- STATED PROBLEM: Among the lines below, count those containing the word "name". Give the number only.

- DATA RECORDS:
□ □ □ □
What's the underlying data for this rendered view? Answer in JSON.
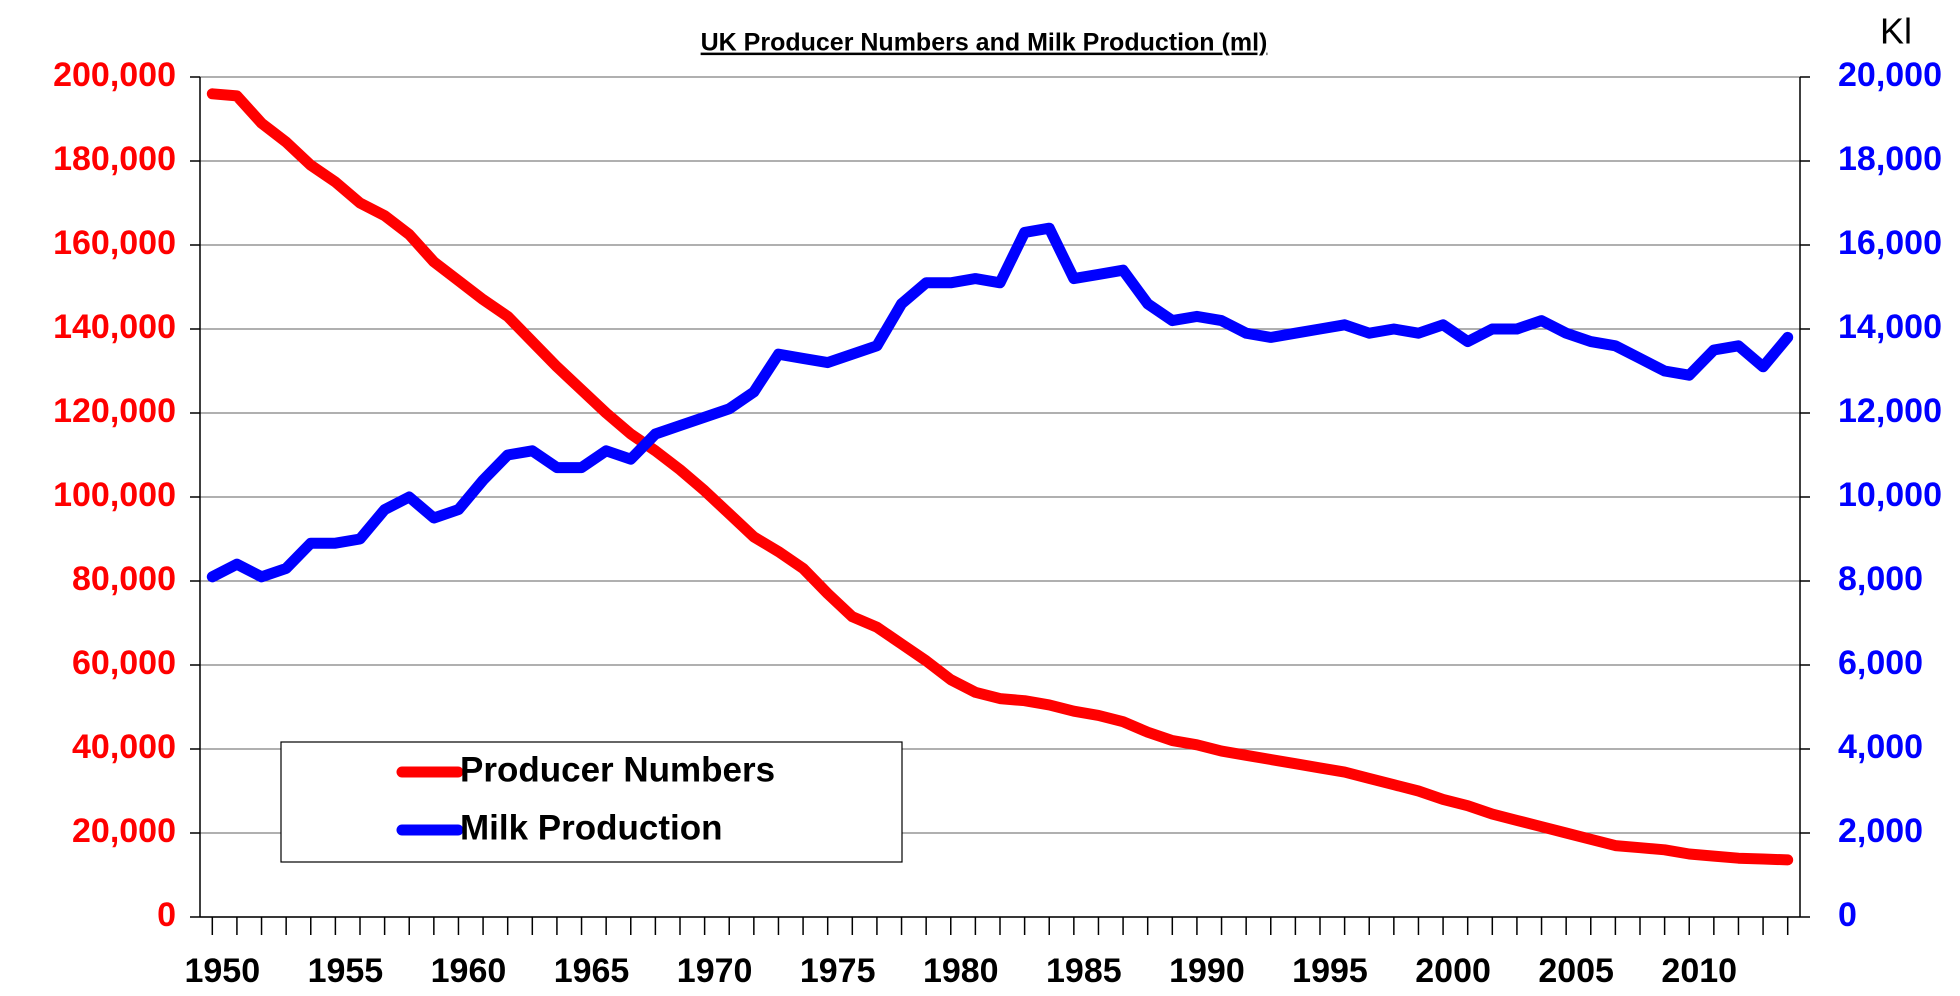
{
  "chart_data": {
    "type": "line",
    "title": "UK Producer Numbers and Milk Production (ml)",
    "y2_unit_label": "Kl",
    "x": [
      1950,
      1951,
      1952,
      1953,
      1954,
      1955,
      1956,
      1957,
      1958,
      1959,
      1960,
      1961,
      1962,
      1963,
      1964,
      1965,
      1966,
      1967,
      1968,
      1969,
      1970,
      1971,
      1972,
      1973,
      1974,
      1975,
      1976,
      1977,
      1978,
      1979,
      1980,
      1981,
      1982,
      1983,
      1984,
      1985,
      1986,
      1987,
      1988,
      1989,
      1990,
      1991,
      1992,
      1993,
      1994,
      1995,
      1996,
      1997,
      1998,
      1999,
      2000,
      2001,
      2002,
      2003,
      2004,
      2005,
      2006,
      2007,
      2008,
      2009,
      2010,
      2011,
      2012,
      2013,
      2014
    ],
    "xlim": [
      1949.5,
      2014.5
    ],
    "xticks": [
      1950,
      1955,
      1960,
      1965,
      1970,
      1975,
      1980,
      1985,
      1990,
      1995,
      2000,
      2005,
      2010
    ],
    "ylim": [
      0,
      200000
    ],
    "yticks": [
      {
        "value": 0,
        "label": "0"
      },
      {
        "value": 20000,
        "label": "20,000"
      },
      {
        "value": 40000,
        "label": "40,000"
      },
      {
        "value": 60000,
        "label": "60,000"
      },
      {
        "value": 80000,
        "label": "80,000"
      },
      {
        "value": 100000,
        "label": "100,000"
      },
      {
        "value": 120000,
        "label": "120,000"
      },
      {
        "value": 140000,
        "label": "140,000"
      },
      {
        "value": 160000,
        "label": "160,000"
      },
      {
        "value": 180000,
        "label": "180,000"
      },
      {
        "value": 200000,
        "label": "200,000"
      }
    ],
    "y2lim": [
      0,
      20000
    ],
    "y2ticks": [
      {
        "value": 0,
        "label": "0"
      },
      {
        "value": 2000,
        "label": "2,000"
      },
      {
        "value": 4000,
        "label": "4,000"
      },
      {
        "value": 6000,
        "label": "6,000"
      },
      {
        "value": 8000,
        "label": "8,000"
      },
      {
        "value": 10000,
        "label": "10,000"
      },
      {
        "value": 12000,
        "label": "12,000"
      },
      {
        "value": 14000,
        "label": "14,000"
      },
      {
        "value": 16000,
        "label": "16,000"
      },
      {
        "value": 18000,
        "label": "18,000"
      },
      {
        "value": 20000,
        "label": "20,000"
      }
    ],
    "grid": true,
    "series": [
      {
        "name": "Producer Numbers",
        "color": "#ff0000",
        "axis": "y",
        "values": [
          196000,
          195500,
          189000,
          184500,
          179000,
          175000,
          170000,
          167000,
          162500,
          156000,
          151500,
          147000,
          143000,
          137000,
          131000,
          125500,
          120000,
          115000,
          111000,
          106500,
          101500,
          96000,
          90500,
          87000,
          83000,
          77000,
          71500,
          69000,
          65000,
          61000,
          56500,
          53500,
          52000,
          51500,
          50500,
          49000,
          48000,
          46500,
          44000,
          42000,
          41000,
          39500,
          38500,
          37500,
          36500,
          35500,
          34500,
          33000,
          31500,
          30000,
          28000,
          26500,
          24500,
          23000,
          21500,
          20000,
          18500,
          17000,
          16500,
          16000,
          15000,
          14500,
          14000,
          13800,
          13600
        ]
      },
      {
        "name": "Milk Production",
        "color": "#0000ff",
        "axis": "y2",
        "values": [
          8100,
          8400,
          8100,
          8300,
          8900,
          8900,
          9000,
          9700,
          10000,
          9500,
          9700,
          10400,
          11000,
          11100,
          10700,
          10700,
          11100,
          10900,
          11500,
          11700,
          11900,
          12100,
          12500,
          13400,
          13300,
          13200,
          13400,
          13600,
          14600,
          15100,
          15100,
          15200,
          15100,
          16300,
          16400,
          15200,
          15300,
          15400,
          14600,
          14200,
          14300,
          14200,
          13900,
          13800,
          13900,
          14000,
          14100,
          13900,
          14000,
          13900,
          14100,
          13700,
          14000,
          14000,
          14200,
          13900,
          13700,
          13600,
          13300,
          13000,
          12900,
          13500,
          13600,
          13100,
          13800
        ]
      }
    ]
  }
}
□ □ □ □
- IN RESPONSE: 2